WORK TO DO: Write out every entry exactly as given, but omit the pictures.

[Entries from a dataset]
- - - - -
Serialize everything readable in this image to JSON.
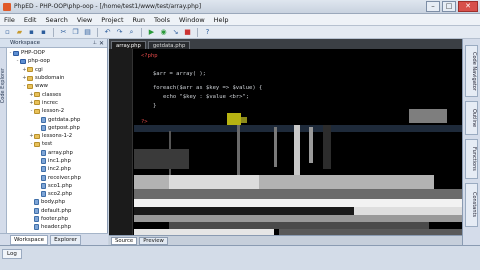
{
  "window": {
    "title": "PhpED - PHP-OOP\\php-oop - [/home/test1/www/test/array.php]",
    "buttons": [
      "–",
      "□",
      "✕"
    ]
  },
  "menubar": [
    "File",
    "Edit",
    "Search",
    "View",
    "Project",
    "Run",
    "Tools",
    "Window",
    "Help"
  ],
  "toolbar": {
    "icons": [
      "new-file-icon",
      "open-folder-icon",
      "save-icon",
      "save-all-icon",
      "cut-icon",
      "copy-icon",
      "paste-icon",
      "undo-icon",
      "redo-icon",
      "find-icon",
      "run-icon",
      "debug-icon",
      "step-icon",
      "stop-icon",
      "help-icon"
    ]
  },
  "workspace": {
    "header": "Workspace",
    "sidebar_tab": "Code Explorer",
    "tree": [
      {
        "label": "PHP-OOP",
        "level": 0,
        "type": "proj",
        "twisty": "-"
      },
      {
        "label": "php-oop",
        "level": 1,
        "type": "proj",
        "twisty": "-"
      },
      {
        "label": "cgi",
        "level": 2,
        "type": "folder",
        "twisty": "+"
      },
      {
        "label": "subdomain",
        "level": 2,
        "type": "folder",
        "twisty": "+"
      },
      {
        "label": "www",
        "level": 2,
        "type": "folder",
        "twisty": "-"
      },
      {
        "label": "classes",
        "level": 3,
        "type": "folder",
        "twisty": "+"
      },
      {
        "label": "increc",
        "level": 3,
        "type": "folder",
        "twisty": "+"
      },
      {
        "label": "lesson-2",
        "level": 3,
        "type": "folder",
        "twisty": "-"
      },
      {
        "label": "getdata.php",
        "level": 4,
        "type": "file",
        "twisty": ""
      },
      {
        "label": "getpost.php",
        "level": 4,
        "type": "file",
        "twisty": ""
      },
      {
        "label": "lessons-1-2",
        "level": 3,
        "type": "folder",
        "twisty": "+"
      },
      {
        "label": "test",
        "level": 3,
        "type": "folder",
        "twisty": "-"
      },
      {
        "label": "array.php",
        "level": 4,
        "type": "file",
        "twisty": ""
      },
      {
        "label": "inc1.php",
        "level": 4,
        "type": "file",
        "twisty": ""
      },
      {
        "label": "inc2.php",
        "level": 4,
        "type": "file",
        "twisty": ""
      },
      {
        "label": "receiver.php",
        "level": 4,
        "type": "file",
        "twisty": ""
      },
      {
        "label": "sco1.php",
        "level": 4,
        "type": "file",
        "twisty": ""
      },
      {
        "label": "sco2.php",
        "level": 4,
        "type": "file",
        "twisty": ""
      },
      {
        "label": "body.php",
        "level": 3,
        "type": "file",
        "twisty": ""
      },
      {
        "label": "default.php",
        "level": 3,
        "type": "file",
        "twisty": ""
      },
      {
        "label": "footer.php",
        "level": 3,
        "type": "file",
        "twisty": ""
      },
      {
        "label": "header.php",
        "level": 3,
        "type": "file",
        "twisty": ""
      }
    ],
    "tabs": [
      "Workspace",
      "Explorer"
    ]
  },
  "editor": {
    "tabs": [
      "array.php",
      "getdata.php"
    ],
    "code": [
      "<?php",
      "$arr = array( );",
      "foreach($arr as $key => $value) {",
      "echo \"$key : $value <br>\";",
      "}",
      "?>"
    ],
    "bottom_tabs": [
      "Source",
      "Preview"
    ]
  },
  "right_panel": {
    "tabs": [
      "Code Navigator",
      "Outline",
      "Functions",
      "Constants"
    ]
  },
  "statusbar": {
    "log_tab": "Log",
    "text": ""
  }
}
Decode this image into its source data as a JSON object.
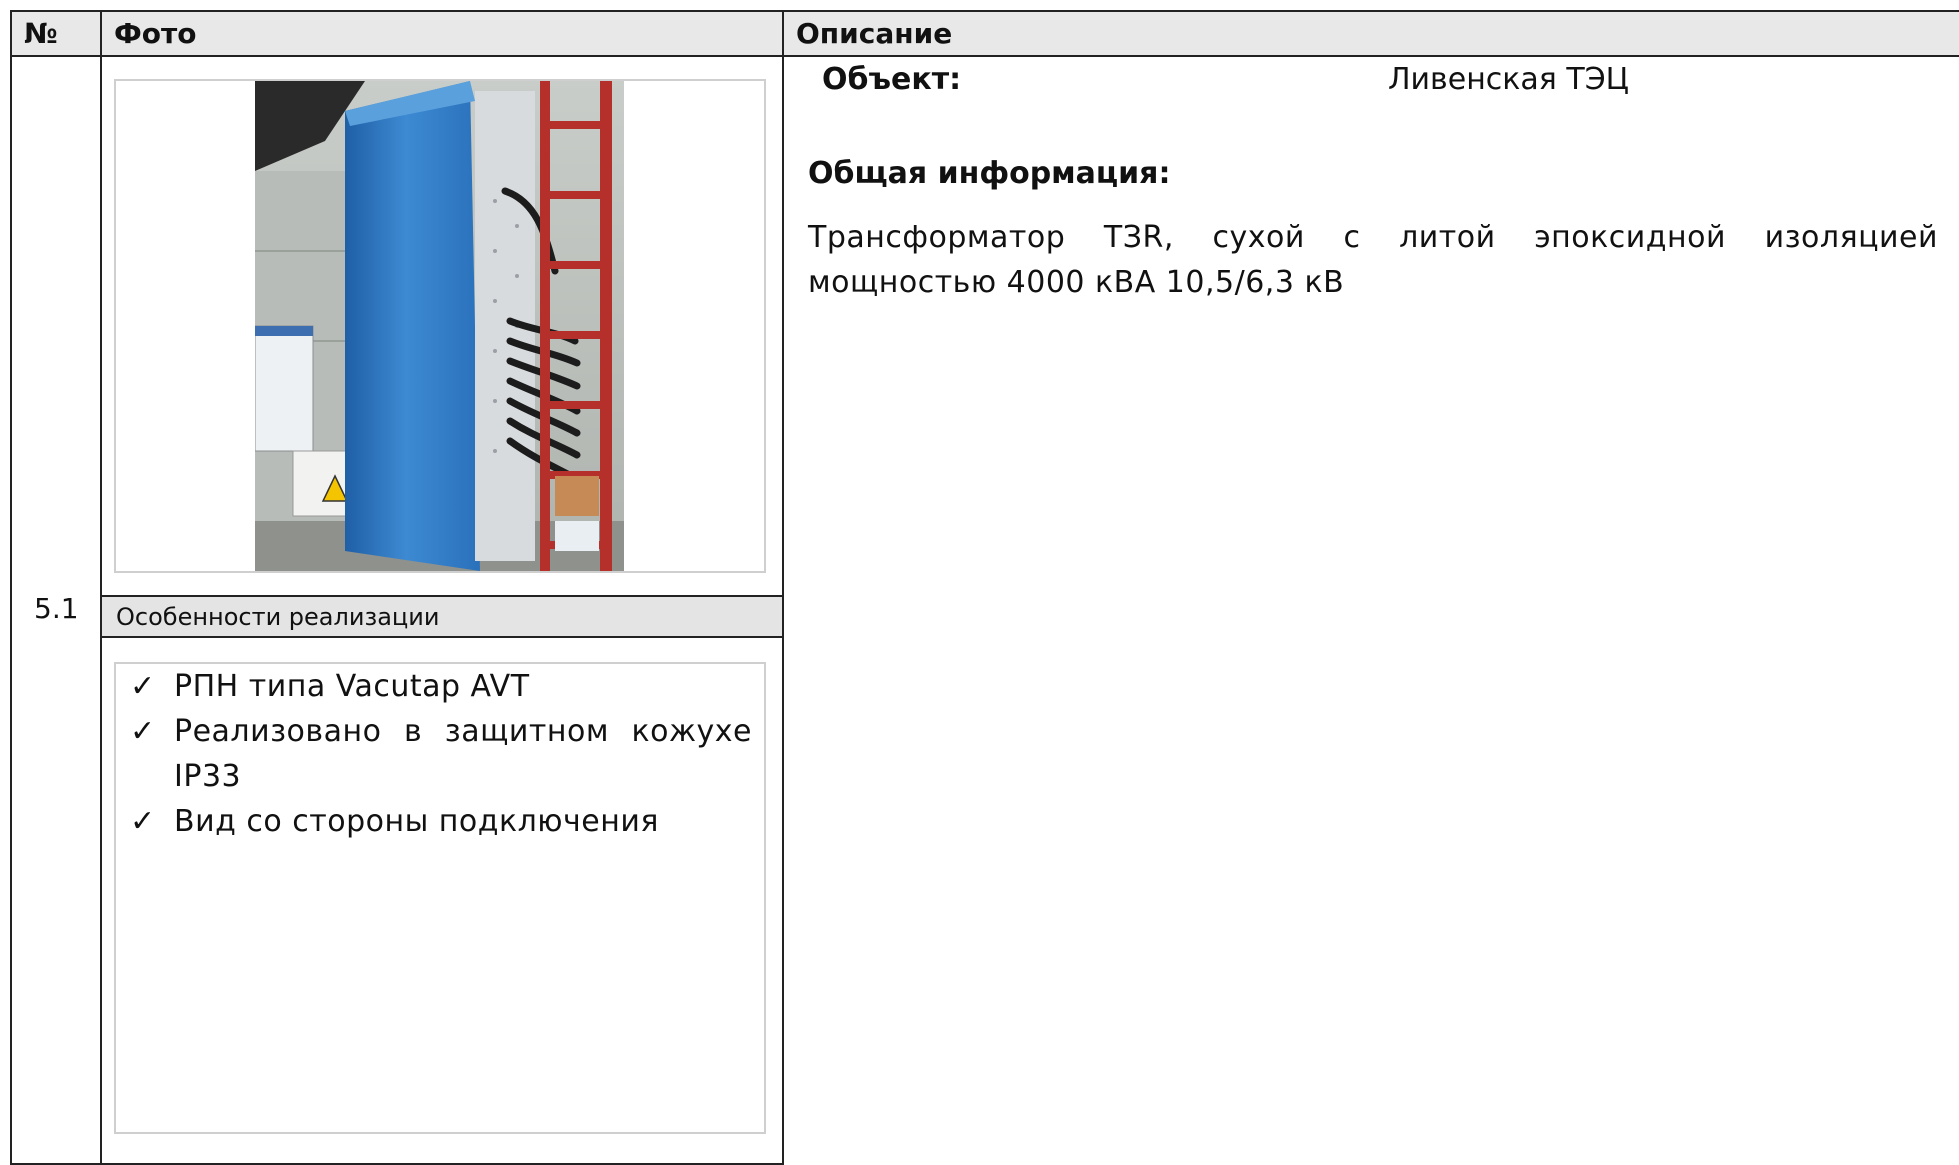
{
  "table": {
    "headers": {
      "number": "№",
      "photo": "Фото",
      "description": "Описание"
    },
    "row": {
      "number": "5.1",
      "features_header": "Особенности реализации",
      "features": [
        "РПН типа Vacutap AVT",
        "Реализовано в защитном кожухе IP33",
        "Вид со стороны подключения"
      ],
      "object_label": "Объект:",
      "object_value": "Ливенская ТЭЦ",
      "general_info_label": "Общая информация:",
      "general_info_text": "Трансформатор ТЗR, сухой с литой эпоксидной изоляцией мощностью 4000 кВА 10,5/6,3 кВ",
      "check_symbol": "✓"
    }
  },
  "colors": {
    "header_bg": "#e8e8e8",
    "transformer_blue": "#3a86c8",
    "frame_red": "#b5302a"
  }
}
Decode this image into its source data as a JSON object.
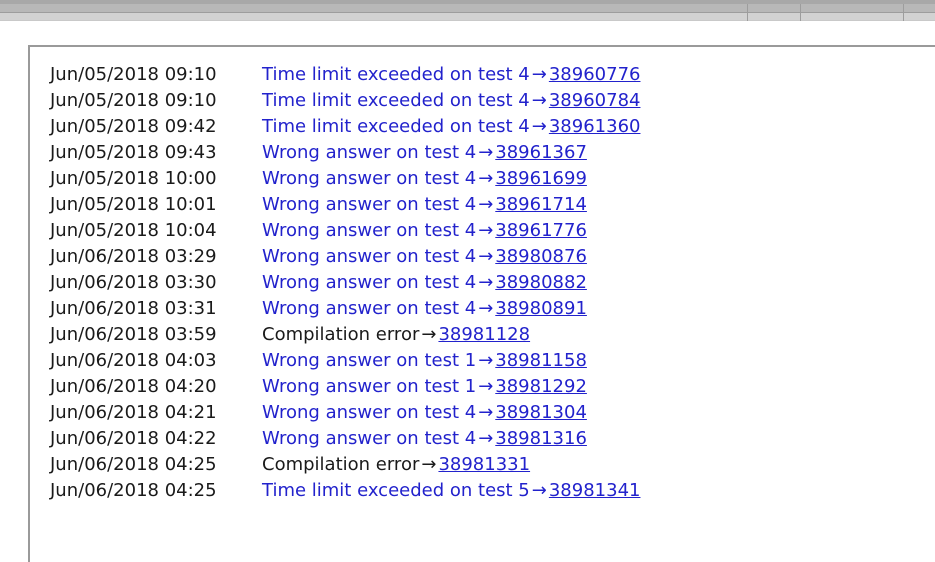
{
  "top_chrome": {
    "divider_positions": [
      747,
      800,
      903
    ]
  },
  "submissions": {
    "rows": [
      {
        "date": "Jun/05/2018 09:10",
        "verdict": "Time limit exceeded on test 4",
        "verdict_style": "blue",
        "arrow": "→",
        "id": "38960776"
      },
      {
        "date": "Jun/05/2018 09:10",
        "verdict": "Time limit exceeded on test 4",
        "verdict_style": "blue",
        "arrow": "→",
        "id": "38960784"
      },
      {
        "date": "Jun/05/2018 09:42",
        "verdict": "Time limit exceeded on test 4",
        "verdict_style": "blue",
        "arrow": "→",
        "id": "38961360"
      },
      {
        "date": "Jun/05/2018 09:43",
        "verdict": "Wrong answer on test 4",
        "verdict_style": "blue",
        "arrow": "→",
        "id": "38961367"
      },
      {
        "date": "Jun/05/2018 10:00",
        "verdict": "Wrong answer on test 4",
        "verdict_style": "blue",
        "arrow": "→",
        "id": "38961699"
      },
      {
        "date": "Jun/05/2018 10:01",
        "verdict": "Wrong answer on test 4",
        "verdict_style": "blue",
        "arrow": "→",
        "id": "38961714"
      },
      {
        "date": "Jun/05/2018 10:04",
        "verdict": "Wrong answer on test 4",
        "verdict_style": "blue",
        "arrow": "→",
        "id": "38961776"
      },
      {
        "date": "Jun/06/2018 03:29",
        "verdict": "Wrong answer on test 4",
        "verdict_style": "blue",
        "arrow": "→",
        "id": "38980876"
      },
      {
        "date": "Jun/06/2018 03:30",
        "verdict": "Wrong answer on test 4",
        "verdict_style": "blue",
        "arrow": "→",
        "id": "38980882"
      },
      {
        "date": "Jun/06/2018 03:31",
        "verdict": "Wrong answer on test 4",
        "verdict_style": "blue",
        "arrow": "→",
        "id": "38980891"
      },
      {
        "date": "Jun/06/2018 03:59",
        "verdict": "Compilation error",
        "verdict_style": "neutral",
        "arrow": "→",
        "id": "38981128"
      },
      {
        "date": "Jun/06/2018 04:03",
        "verdict": "Wrong answer on test 1",
        "verdict_style": "blue",
        "arrow": "→",
        "id": "38981158"
      },
      {
        "date": "Jun/06/2018 04:20",
        "verdict": "Wrong answer on test 1",
        "verdict_style": "blue",
        "arrow": "→",
        "id": "38981292"
      },
      {
        "date": "Jun/06/2018 04:21",
        "verdict": "Wrong answer on test 4",
        "verdict_style": "blue",
        "arrow": "→",
        "id": "38981304"
      },
      {
        "date": "Jun/06/2018 04:22",
        "verdict": "Wrong answer on test 4",
        "verdict_style": "blue",
        "arrow": "→",
        "id": "38981316"
      },
      {
        "date": "Jun/06/2018 04:25",
        "verdict": "Compilation error",
        "verdict_style": "neutral",
        "arrow": "→",
        "id": "38981331"
      },
      {
        "date": "Jun/06/2018 04:25",
        "verdict": "Time limit exceeded on test 5",
        "verdict_style": "blue",
        "arrow": "→",
        "id": "38981341"
      }
    ]
  },
  "colors": {
    "link": "#2222cc",
    "text": "#1a1a1a",
    "chrome_dark": "#a8a8a8",
    "chrome_mid": "#b8b8b8",
    "chrome_light": "#d2d2d2",
    "panel_border": "#9a9a9a"
  }
}
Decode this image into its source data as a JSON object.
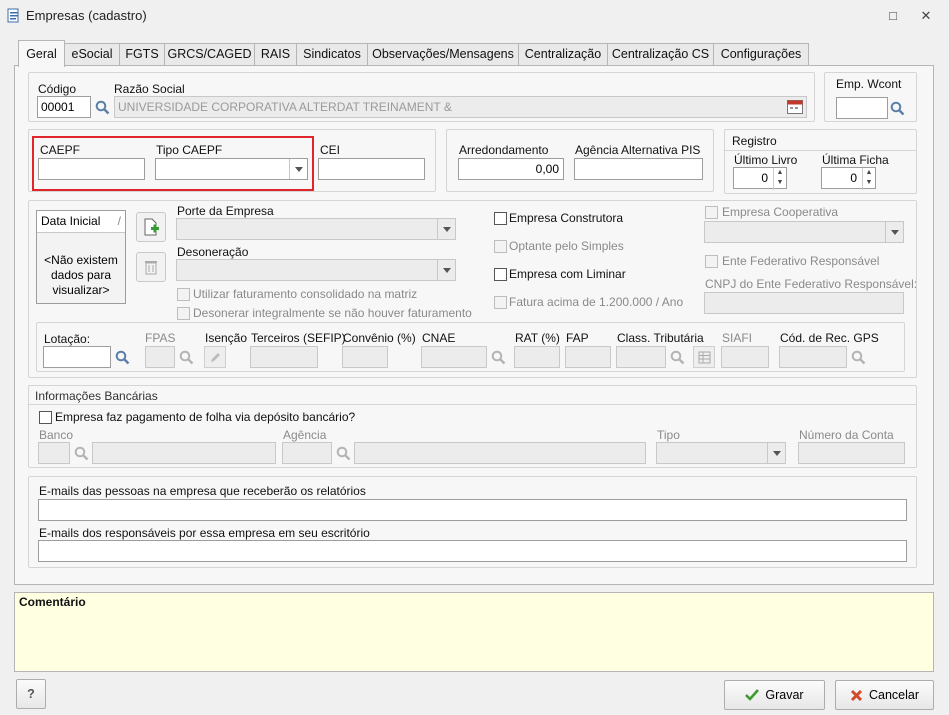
- - - - -
RESULT OF THE TASK:
Serialize everything readable in this image to JSON.
{
  "window": {
    "title": "PhpED - PHP-OOP\\php-oop - [/home/test1/www/test/array.php]",
    "buttons": [
      "–",
      "□",
      "✕"
    ]
  },
  "menubar": [
    "File",
    "Edit",
    "Search",
    "View",
    "Project",
    "Run",
    "Tools",
    "Window",
    "Help"
  ],
  "toolbar": {
    "icons": [
      "new-file-icon",
      "open-folder-icon",
      "save-icon",
      "save-all-icon",
      "cut-icon",
      "copy-icon",
      "paste-icon",
      "undo-icon",
      "redo-icon",
      "find-icon",
      "run-icon",
      "debug-icon",
      "step-icon",
      "stop-icon",
      "help-icon"
    ]
  },
  "workspace": {
    "header": "Workspace",
    "sidebar_tab": "Code Explorer",
    "tree": [
      {
        "label": "PHP-OOP",
        "level": 0,
        "type": "proj",
        "twisty": "-"
      },
      {
        "label": "php-oop",
        "level": 1,
        "type": "proj",
        "twisty": "-"
      },
      {
        "label": "cgi",
        "level": 2,
        "type": "folder",
        "twisty": "+"
      },
      {
        "label": "subdomain",
        "level": 2,
        "type": "folder",
        "twisty": "+"
      },
      {
        "label": "www",
        "level": 2,
        "type": "folder",
        "twisty": "-"
      },
      {
        "label": "classes",
        "level": 3,
        "type": "folder",
        "twisty": "+"
      },
      {
        "label": "increc",
        "level": 3,
        "type": "folder",
        "twisty": "+"
      },
      {
        "label": "lesson-2",
        "level": 3,
        "type": "folder",
        "twisty": "-"
      },
      {
        "label": "getdata.php",
        "level": 4,
        "type": "file",
        "twisty": ""
      },
      {
        "label": "getpost.php",
        "level": 4,
        "type": "file",
        "twisty": ""
      },
      {
        "label": "lessons-1-2",
        "level": 3,
        "type": "folder",
        "twisty": "+"
      },
      {
        "label": "test",
        "level": 3,
        "type": "folder",
        "twisty": "-"
      },
      {
        "label": "array.php",
        "level": 4,
        "type": "file",
        "twisty": ""
      },
      {
        "label": "inc1.php",
        "level": 4,
        "type": "file",
        "twisty": ""
      },
      {
        "label": "inc2.php",
        "level": 4,
        "type": "file",
        "twisty": ""
      },
      {
        "label": "receiver.php",
        "level": 4,
        "type": "file",
        "twisty": ""
      },
      {
        "label": "sco1.php",
        "level": 4,
        "type": "file",
        "twisty": ""
      },
      {
        "label": "sco2.php",
        "level": 4,
        "type": "file",
        "twisty": ""
      },
      {
        "label": "body.php",
        "level": 3,
        "type": "file",
        "twisty": ""
      },
      {
        "label": "default.php",
        "level": 3,
        "type": "file",
        "twisty": ""
      },
      {
        "label": "footer.php",
        "level": 3,
        "type": "file",
        "twisty": ""
      },
      {
        "label": "header.php",
        "level": 3,
        "type": "file",
        "twisty": ""
      }
    ],
    "tabs": [
      "Workspace",
      "Explorer"
    ]
  },
  "editor": {
    "tabs": [
      "array.php",
      "getdata.php"
    ],
    "code": [
      "<?php",
      "$arr = array( );",
      "foreach($arr as $key => $value) {",
      "echo \"$key : $value <br>\";",
      "}",
      "?>"
    ],
    "bottom_tabs": [
      "Source",
      "Preview"
    ]
  },
  "right_panel": {
    "tabs": [
      "Code Navigator",
      "Outline",
      "Functions",
      "Constants"
    ]
  },
  "statusbar": {
    "log_tab": "Log",
    "text": ""
  }
}
Decode this image into its source data as a JSON object.
{
  "table": {
    "headers": {
      "number": "№",
      "photo": "Фото",
      "description": "Описание"
    },
    "row": {
      "number": "5.1",
      "features_header": "Особенности реализации",
      "features": [
        "РПН типа Vacutap AVT",
        "Реализовано в защитном кожухе IP33",
        "Вид со стороны подключения"
      ],
      "object_label": "Объект:",
      "object_value": "Ливенская ТЭЦ",
      "general_info_label": "Общая информация:",
      "general_info_text": "Трансформатор ТЗR, сухой с литой эпоксидной изоляцией мощностью 4000 кВА 10,5/6,3 кВ",
      "check_symbol": "✓"
    }
  },
  "colors": {
    "header_bg": "#e8e8e8",
    "transformer_blue": "#3a86c8",
    "frame_red": "#b5302a"
  }
}
Decode this image into its source data as a JSON object.
{
  "top_chrome": {
    "divider_positions": [
      747,
      800,
      903
    ]
  },
  "submissions": {
    "rows": [
      {
        "date": "Jun/05/2018 09:10",
        "verdict": "Time limit exceeded on test 4",
        "verdict_style": "blue",
        "arrow": "→",
        "id": "38960776"
      },
      {
        "date": "Jun/05/2018 09:10",
        "verdict": "Time limit exceeded on test 4",
        "verdict_style": "blue",
        "arrow": "→",
        "id": "38960784"
      },
      {
        "date": "Jun/05/2018 09:42",
        "verdict": "Time limit exceeded on test 4",
        "verdict_style": "blue",
        "arrow": "→",
        "id": "38961360"
      },
      {
        "date": "Jun/05/2018 09:43",
        "verdict": "Wrong answer on test 4",
        "verdict_style": "blue",
        "arrow": "→",
        "id": "38961367"
      },
      {
        "date": "Jun/05/2018 10:00",
        "verdict": "Wrong answer on test 4",
        "verdict_style": "blue",
        "arrow": "→",
        "id": "38961699"
      },
      {
        "date": "Jun/05/2018 10:01",
        "verdict": "Wrong answer on test 4",
        "verdict_style": "blue",
        "arrow": "→",
        "id": "38961714"
      },
      {
        "date": "Jun/05/2018 10:04",
        "verdict": "Wrong answer on test 4",
        "verdict_style": "blue",
        "arrow": "→",
        "id": "38961776"
      },
      {
        "date": "Jun/06/2018 03:29",
        "verdict": "Wrong answer on test 4",
        "verdict_style": "blue",
        "arrow": "→",
        "id": "38980876"
      },
      {
        "date": "Jun/06/2018 03:30",
        "verdict": "Wrong answer on test 4",
        "verdict_style": "blue",
        "arrow": "→",
        "id": "38980882"
      },
      {
        "date": "Jun/06/2018 03:31",
        "verdict": "Wrong answer on test 4",
        "verdict_style": "blue",
        "arrow": "→",
        "id": "38980891"
      },
      {
        "date": "Jun/06/2018 03:59",
        "verdict": "Compilation error",
        "verdict_style": "neutral",
        "arrow": "→",
        "id": "38981128"
      },
      {
        "date": "Jun/06/2018 04:03",
        "verdict": "Wrong answer on test 1",
        "verdict_style": "blue",
        "arrow": "→",
        "id": "38981158"
      },
      {
        "date": "Jun/06/2018 04:20",
        "verdict": "Wrong answer on test 1",
        "verdict_style": "blue",
        "arrow": "→",
        "id": "38981292"
      },
      {
        "date": "Jun/06/2018 04:21",
        "verdict": "Wrong answer on test 4",
        "verdict_style": "blue",
        "arrow": "→",
        "id": "38981304"
      },
      {
        "date": "Jun/06/2018 04:22",
        "verdict": "Wrong answer on test 4",
        "verdict_style": "blue",
        "arrow": "→",
        "id": "38981316"
      },
      {
        "date": "Jun/06/2018 04:25",
        "verdict": "Compilation error",
        "verdict_style": "neutral",
        "arrow": "→",
        "id": "38981331"
      },
      {
        "date": "Jun/06/2018 04:25",
        "verdict": "Time limit exceeded on test 5",
        "verdict_style": "blue",
        "arrow": "→",
        "id": "38981341"
      }
    ]
  },
  "colors": {
    "link": "#2222cc",
    "text": "#1a1a1a",
    "chrome_dark": "#a8a8a8",
    "chrome_mid": "#b8b8b8",
    "chrome_light": "#d2d2d2",
    "panel_border": "#9a9a9a"
  }
}
Decode this image into its source data as a JSON object.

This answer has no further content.